_Text shown_:
++++++++
A fine addition to the top ranks of Providence restaurants

by Bill Rodriguez

1 Orms St., Providence, 272-5852
Open Sun-Thurs, 5-10 p.m.,
Fri & Sat, 5-11 p.m.
Major credit cards
Sidewalk access

Talk about being modest about your accomplishments -- the Bluefin Grille, in the Marriott Hotel in downtown Providence, doesn't even have a sign outside, at least not one that I noticed. So when you arrive at its address at the bottom of Orms Street, you might find yourself muttering about how a hotel has gone up on the spot.

There is a tranquil feeling to the Bluefin. Subdued lighting, wood-paneled walls, tasteful decor with many art deco touches. Smoking only at the bar, although this area does have a few tables for dining.

The menu is wide-ranging. Appetizers tantalize: smoked salmon wrapping yellowfin tuna tartar with avocado ($8), shrimp and dill ravioli with a ragout of wild mushrooms ($8). As the name of the place suggests, seafood is the specialty, although other entrées include roasted marinated vegetables on pasta ($13) and a 20-ounce Porterhouse ($26).
++++++++
_Data lines_:
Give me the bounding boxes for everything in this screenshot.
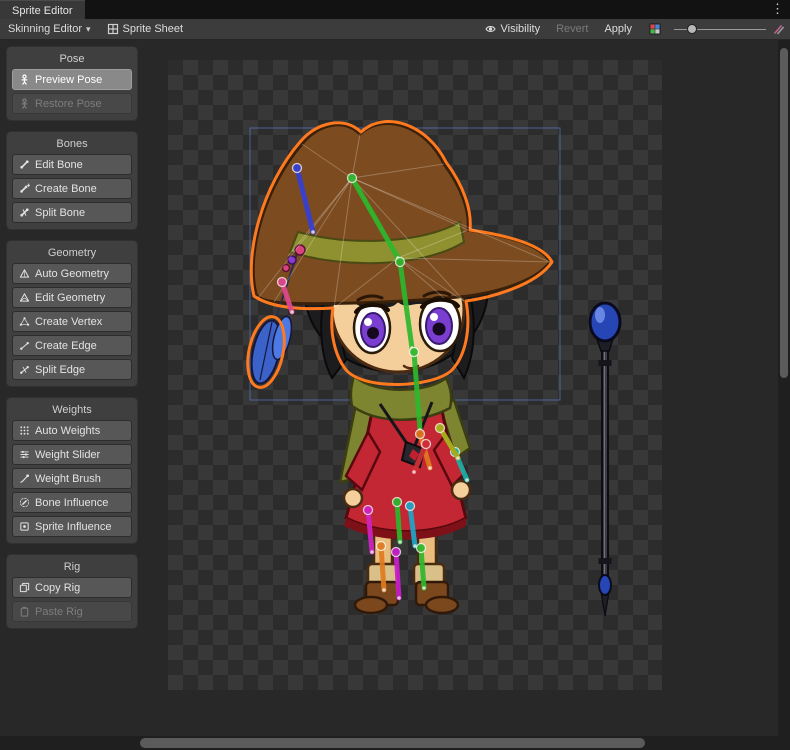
++++++++
_What to do_:
(A) Copy everything in the restaurant review from "There is a tranquil" down to "20-ounce Porterhouse ($26)." word for word.
(B) Write the next part of the restaurant review about the Bluefin Grille, picking up after its last sentence.
The data has no connection to the restaurant review.

_Expected results_:
(A)
There is a tranquil feeling to the Bluefin. Subdued lighting, wood-paneled walls, tasteful decor with many art deco touches. Smoking only at the bar, although this area does have a few tables for dining.

The menu is wide-ranging. Appetizers tantalize: smoked salmon wrapping yellowfin tuna tartar with avocado ($8), shrimp and dill ravioli with a ragout of wild mushrooms ($8). As the name of the place suggests, seafood is the specialty, although other entrées include roasted marinated vegetables on pasta ($13) and a 20-ounce Porterhouse ($26).

(B)
Out of all of these, though, the signature attraction here is the "Taste of the Bluefin" prix fixe. Indeed, by the time we reluctantly pushed away from the table on a recent visit to Bluefin, we were convinced that this package was the greatest bargain in Providence fine dining since pizza at Alforno.

For $29 a person (the entire table must partake), you share three appetizers and three desserts, and each person selects from a choice of four entrées. For $44, you can have the definitive experience, with a recommended wine served with each of the three appetizers, as well as with your main course.

When dining with several people who have light appetites, I love to order a few shared appetizers. After all, bounty equals banquet in my book. And the Bluefin preamble was, similarly, quite a spread. Stacked in a tier of platters and served onto our plates by our waiter, the baked Cockenoe Island Oysters alone were quite an array -- four of them stuffed with andouille sausage and spinach under a fennel cream sauce.

More delicate were the two Jonah crab cakes served on mesclun and mixed greens with a roasted corn relish rather than a sauce, so as to not overpower the taste. And in hearty contrast were two thick slices of a round Daily Bread loaf piled high with an olive oil concoction of garden tomatoes, garlic, kalamata olives, feta, and fresh basil, for a bruschetta that your mother should only make.

As you can imagine, after an appetizer like that, we were in rapt expectation for our entrées. And we were not disappointed. Mark, our attentive waiter (he came unbidden with the crumb scraper), recommended the salmon, even after my dining mate said that she might choose the yellowfin tuna.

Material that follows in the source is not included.